[Stored data entries]
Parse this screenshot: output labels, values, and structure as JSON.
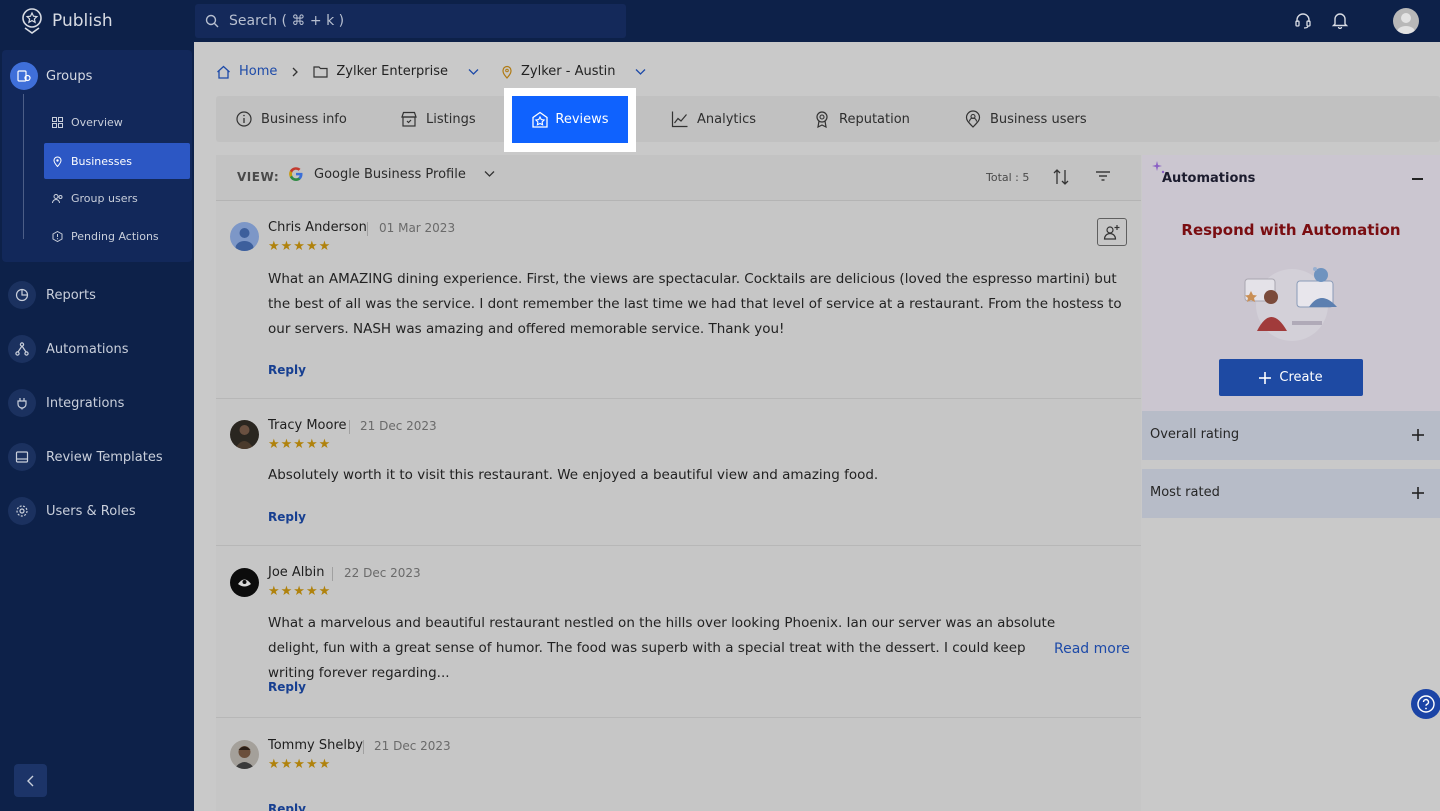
{
  "app": {
    "title": "Publish"
  },
  "search": {
    "placeholder": "Search ( ⌘ + k )"
  },
  "topbar_icons": [
    "headset-icon",
    "bell-icon",
    "avatar"
  ],
  "sidebar": {
    "group": {
      "label": "Groups",
      "icon": "groups-icon"
    },
    "sub_items": [
      {
        "label": "Overview",
        "icon": "grid-icon",
        "active": false
      },
      {
        "label": "Businesses",
        "icon": "location-pin-icon",
        "active": true
      },
      {
        "label": "Group users",
        "icon": "users-icon",
        "active": false
      },
      {
        "label": "Pending Actions",
        "icon": "hexagon-alert-icon",
        "active": false
      }
    ],
    "items": [
      {
        "label": "Reports",
        "icon": "pie-chart-icon"
      },
      {
        "label": "Automations",
        "icon": "flow-icon"
      },
      {
        "label": "Integrations",
        "icon": "plug-icon"
      },
      {
        "label": "Review Templates",
        "icon": "template-icon"
      },
      {
        "label": "Users & Roles",
        "icon": "gear-icon"
      }
    ]
  },
  "breadcrumb": {
    "home": "Home",
    "enterprise": "Zylker Enterprise",
    "location": "Zylker - Austin"
  },
  "tabs": [
    {
      "label": "Business info",
      "icon": "info-icon"
    },
    {
      "label": "Listings",
      "icon": "store-icon"
    },
    {
      "label": "Reviews",
      "icon": "review-star-icon",
      "active": true
    },
    {
      "label": "Analytics",
      "icon": "line-chart-icon"
    },
    {
      "label": "Reputation",
      "icon": "badge-icon"
    },
    {
      "label": "Business users",
      "icon": "user-pin-icon"
    }
  ],
  "view": {
    "label": "VIEW:",
    "source": "Google Business Profile",
    "total": "Total : 5"
  },
  "reviews": [
    {
      "name": "Chris Anderson",
      "date": "01 Mar 2023",
      "rating": 5,
      "stars": "★★★★★",
      "text": "What an AMAZING dining experience. First, the views are spectacular. Cocktails are delicious (loved the espresso martini) but the best of all was the service. I dont remember the last time we had that level of service at a restaurant. From the hostess to our servers. NASH was amazing and offered memorable service. Thank you!",
      "reply": "Reply"
    },
    {
      "name": "Tracy Moore",
      "date": "21 Dec 2023",
      "rating": 5,
      "stars": "★★★★★",
      "text": "Absolutely worth it to visit this restaurant. We enjoyed a beautiful view and amazing food.",
      "reply": "Reply"
    },
    {
      "name": "Joe Albin",
      "date": "22 Dec 2023",
      "rating": 5,
      "stars": "★★★★★",
      "text": "What a marvelous and beautiful restaurant nestled on the hills over looking Phoenix. Ian our server was an absolute delight, fun with a great sense of humor. The food was superb with a special treat with the dessert. I could keep writing forever regarding...",
      "read_more": "Read more",
      "reply": "Reply"
    },
    {
      "name": "Tommy Shelby",
      "date": "21 Dec 2023",
      "rating": 5,
      "stars": "★★★★★",
      "reply": "Reply"
    }
  ],
  "automations": {
    "title": "Automations",
    "subtitle": "Respond with Automation",
    "create_label": "Create"
  },
  "accordions": [
    {
      "label": "Overall rating"
    },
    {
      "label": "Most rated"
    }
  ],
  "colors": {
    "sidebar": "#0d2149",
    "accent": "#0f62fe",
    "star": "#b0820c",
    "automation_subtitle": "#7a0d11"
  }
}
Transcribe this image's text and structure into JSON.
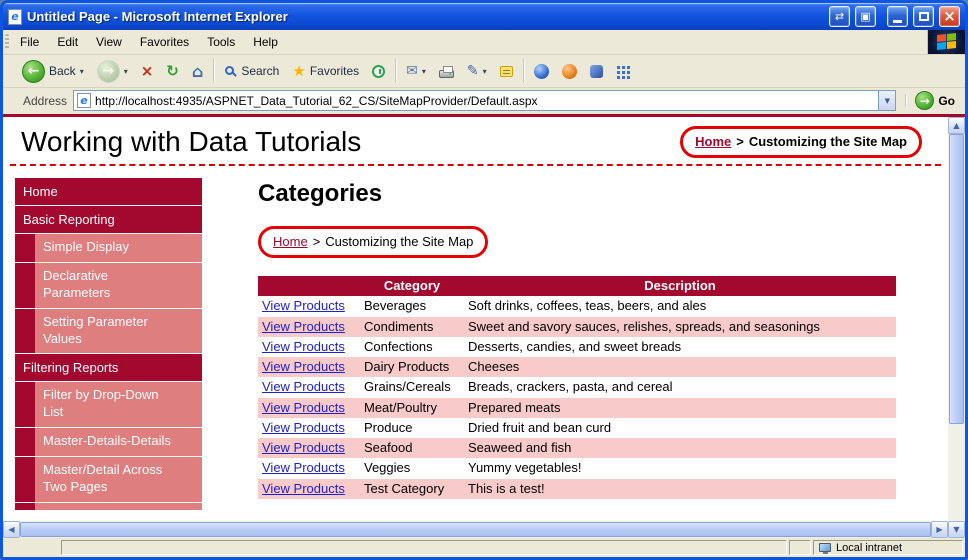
{
  "titlebar": {
    "title": "Untitled Page - Microsoft Internet Explorer"
  },
  "menubar": {
    "items": [
      "File",
      "Edit",
      "View",
      "Favorites",
      "Tools",
      "Help"
    ]
  },
  "toolbar": {
    "back_label": "Back",
    "search_label": "Search",
    "favorites_label": "Favorites"
  },
  "addressbar": {
    "label": "Address",
    "url": "http://localhost:4935/ASPNET_Data_Tutorial_62_CS/SiteMapProvider/Default.aspx",
    "go_label": "Go"
  },
  "icons": {
    "ie_e": "e",
    "titlebar_arrows": "⇄",
    "titlebar_window": "▣",
    "close": "×",
    "chevron_down": "▾",
    "back_arrow": "←",
    "forward_arrow": "→",
    "stop_x": "×",
    "refresh": "↻",
    "home": "⌂",
    "star": "★",
    "mail": "✉",
    "edit_pencil": "✎",
    "combo_down": "▼",
    "go_arrow": "→",
    "arrow_up": "▲",
    "arrow_down": "▼",
    "arrow_left": "◀",
    "arrow_right": "▶"
  },
  "page": {
    "title": "Working with Data Tutorials",
    "top_breadcrumb": {
      "home": "Home",
      "sep": ">",
      "current": "Customizing the Site Map"
    },
    "sidebar": {
      "items": [
        {
          "label": "Home"
        },
        {
          "label": "Basic Reporting"
        },
        {
          "label": "Simple Display"
        },
        {
          "label": "Declarative Parameters"
        },
        {
          "label": "Setting Parameter Values"
        },
        {
          "label": "Filtering Reports"
        },
        {
          "label": "Filter by Drop-Down List"
        },
        {
          "label": "Master-Details-Details"
        },
        {
          "label": "Master/Detail Across Two Pages"
        }
      ]
    },
    "main": {
      "heading": "Categories",
      "breadcrumb": {
        "home": "Home",
        "sep": ">",
        "current": "Customizing the Site Map"
      },
      "table": {
        "columns": [
          "",
          "Category",
          "Description"
        ],
        "rows": [
          {
            "link": "View Products",
            "category": "Beverages",
            "description": "Soft drinks, coffees, teas, beers, and ales"
          },
          {
            "link": "View Products",
            "category": "Condiments",
            "description": "Sweet and savory sauces, relishes, spreads, and seasonings"
          },
          {
            "link": "View Products",
            "category": "Confections",
            "description": "Desserts, candies, and sweet breads"
          },
          {
            "link": "View Products",
            "category": "Dairy Products",
            "description": "Cheeses"
          },
          {
            "link": "View Products",
            "category": "Grains/Cereals",
            "description": "Breads, crackers, pasta, and cereal"
          },
          {
            "link": "View Products",
            "category": "Meat/Poultry",
            "description": "Prepared meats"
          },
          {
            "link": "View Products",
            "category": "Produce",
            "description": "Dried fruit and bean curd"
          },
          {
            "link": "View Products",
            "category": "Seafood",
            "description": "Seaweed and fish"
          },
          {
            "link": "View Products",
            "category": "Veggies",
            "description": "Yummy vegetables!"
          },
          {
            "link": "View Products",
            "category": "Test Category",
            "description": "This is a test!"
          }
        ]
      }
    }
  },
  "statusbar": {
    "zone": "Local intranet"
  },
  "colors": {
    "maroon": "#a3082f",
    "sidebar_pink": "#df7e7e",
    "row_pink": "#f8caca",
    "annotation_red": "#e60000",
    "link_blue": "#2121cc",
    "titlebar_blue": "#1255df",
    "chrome_tan": "#ece9d8"
  }
}
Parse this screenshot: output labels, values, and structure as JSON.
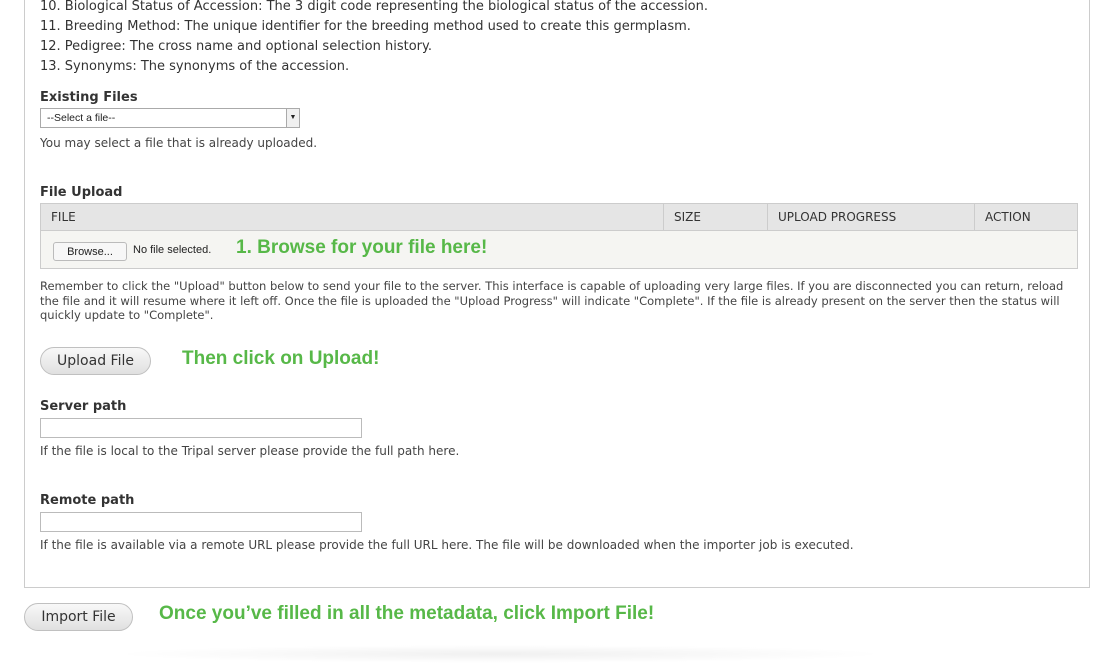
{
  "list_items": [
    "10. Biological Status of Accession: The 3 digit code representing the biological status of the accession.",
    "11. Breeding Method: The unique identifier for the breeding method used to create this germplasm.",
    "12. Pedigree: The cross name and optional selection history.",
    "13. Synonyms: The synonyms of the accession."
  ],
  "existing_files": {
    "label": "Existing Files",
    "selected": "--Select a file--",
    "description": "You may select a file that is already uploaded."
  },
  "file_upload": {
    "label": "File Upload",
    "columns": [
      "FILE",
      "SIZE",
      "UPLOAD PROGRESS",
      "ACTION"
    ],
    "browse_label": "Browse...",
    "no_file_text": "No file selected.",
    "annotation": "1. Browse for your file here!",
    "description": "Remember to click the \"Upload\" button below to send your file to the server. This interface is capable of uploading very large files. If you are disconnected you can return, reload the file and it will resume where it left off. Once the file is uploaded the \"Upload Progress\" will indicate \"Complete\". If the file is already present on the server then the status will quickly update to \"Complete\".",
    "upload_button": "Upload File",
    "upload_annotation": "Then click on Upload!"
  },
  "server_path": {
    "label": "Server path",
    "description": "If the file is local to the Tripal server please provide the full path here."
  },
  "remote_path": {
    "label": "Remote path",
    "description": "If the file is available via a remote URL please provide the full URL here. The file will be downloaded when the importer job is executed."
  },
  "import": {
    "button": "Import File",
    "annotation": "Once you’ve filled in all the metadata, click Import File!"
  },
  "colors": {
    "annotation_green": "#57b848",
    "header_bg": "#e5e5e5",
    "border": "#cccccc"
  }
}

> **PROBLEM STATEMENT**
Looking at the data above, show all lines where the word "What" occurs.

> **RESPONSE**
      "text": "What an AMAZING dining experience. First, the views are spectacular. Cocktails are delicious (loved the espresso martini) but the best of all was the service. I dont remember the last time we had that level of service at a restaurant. From the hostess to our servers. NASH was amazing and offered memorable service. Thank you!",
      "text": "What a marvelous and beautiful restaurant nestled on the hills over looking Phoenix. Ian our server was an absolute delight, fun with a great sense of humor. The food was superb with a special treat with the dessert. I could keep writing forever regarding...",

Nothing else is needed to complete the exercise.